_What you have to do_. Copy every record below exactly as written, but leave out the pictures.

Dataset records:
━━━━

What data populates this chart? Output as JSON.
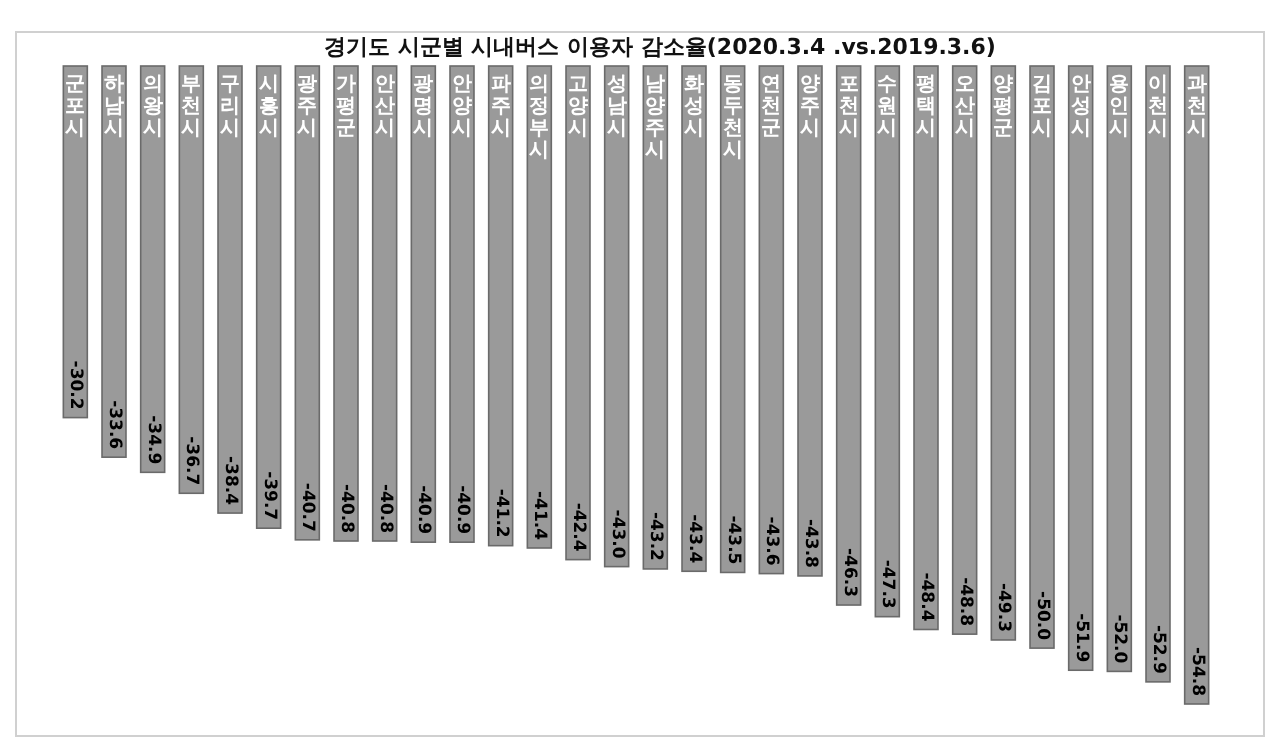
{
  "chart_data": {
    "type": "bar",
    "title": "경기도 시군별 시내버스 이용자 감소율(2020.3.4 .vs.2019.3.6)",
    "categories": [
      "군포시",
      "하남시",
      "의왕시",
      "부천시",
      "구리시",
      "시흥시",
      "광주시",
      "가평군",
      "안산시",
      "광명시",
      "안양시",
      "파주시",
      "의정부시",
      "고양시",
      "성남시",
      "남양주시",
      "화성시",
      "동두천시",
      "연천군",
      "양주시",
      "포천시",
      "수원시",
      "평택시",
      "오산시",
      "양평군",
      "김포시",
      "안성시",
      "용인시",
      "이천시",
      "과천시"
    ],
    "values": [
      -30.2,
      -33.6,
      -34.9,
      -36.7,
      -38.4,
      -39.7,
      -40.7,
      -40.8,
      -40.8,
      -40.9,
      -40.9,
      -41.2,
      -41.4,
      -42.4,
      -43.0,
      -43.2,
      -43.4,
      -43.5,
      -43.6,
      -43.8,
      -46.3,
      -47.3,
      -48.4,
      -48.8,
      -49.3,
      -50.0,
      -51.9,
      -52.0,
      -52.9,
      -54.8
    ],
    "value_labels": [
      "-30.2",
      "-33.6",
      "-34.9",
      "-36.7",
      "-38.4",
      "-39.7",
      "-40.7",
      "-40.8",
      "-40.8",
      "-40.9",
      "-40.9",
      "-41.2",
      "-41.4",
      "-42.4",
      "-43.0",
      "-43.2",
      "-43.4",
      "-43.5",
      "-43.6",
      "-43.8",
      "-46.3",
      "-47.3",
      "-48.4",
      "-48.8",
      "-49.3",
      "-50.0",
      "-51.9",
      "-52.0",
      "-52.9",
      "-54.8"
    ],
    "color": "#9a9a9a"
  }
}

━━━━

_Solution to this problem_.
What data populates this chart? Output as JSON.
{
  "chart_data": {
    "type": "bar",
    "title": "경기도 시군별 시내버스 이용자 감소율(2020.3.4 .vs.2019.3.6)",
    "categories": [
      "군포시",
      "하남시",
      "의왕시",
      "부천시",
      "구리시",
      "시흥시",
      "광주시",
      "가평군",
      "안산시",
      "광명시",
      "안양시",
      "파주시",
      "의정부시",
      "고양시",
      "성남시",
      "남양주시",
      "화성시",
      "동두천시",
      "연천군",
      "양주시",
      "포천시",
      "수원시",
      "평택시",
      "오산시",
      "양평군",
      "김포시",
      "안성시",
      "용인시",
      "이천시",
      "과천시"
    ],
    "values": [
      -30.2,
      -33.6,
      -34.9,
      -36.7,
      -38.4,
      -39.7,
      -40.7,
      -40.8,
      -40.8,
      -40.9,
      -40.9,
      -41.2,
      -41.4,
      -42.4,
      -43.0,
      -43.2,
      -43.4,
      -43.5,
      -43.6,
      -43.8,
      -46.3,
      -47.3,
      -48.4,
      -48.8,
      -49.3,
      -50.0,
      -51.9,
      -52.0,
      -52.9,
      -54.8
    ],
    "value_labels": [
      "-30.2",
      "-33.6",
      "-34.9",
      "-36.7",
      "-38.4",
      "-39.7",
      "-40.7",
      "-40.8",
      "-40.8",
      "-40.9",
      "-40.9",
      "-41.2",
      "-41.4",
      "-42.4",
      "-43.0",
      "-43.2",
      "-43.4",
      "-43.5",
      "-43.6",
      "-43.8",
      "-46.3",
      "-47.3",
      "-48.4",
      "-48.8",
      "-49.3",
      "-50.0",
      "-51.9",
      "-52.0",
      "-52.9",
      "-54.8"
    ],
    "color": "#9a9a9a"
  }
}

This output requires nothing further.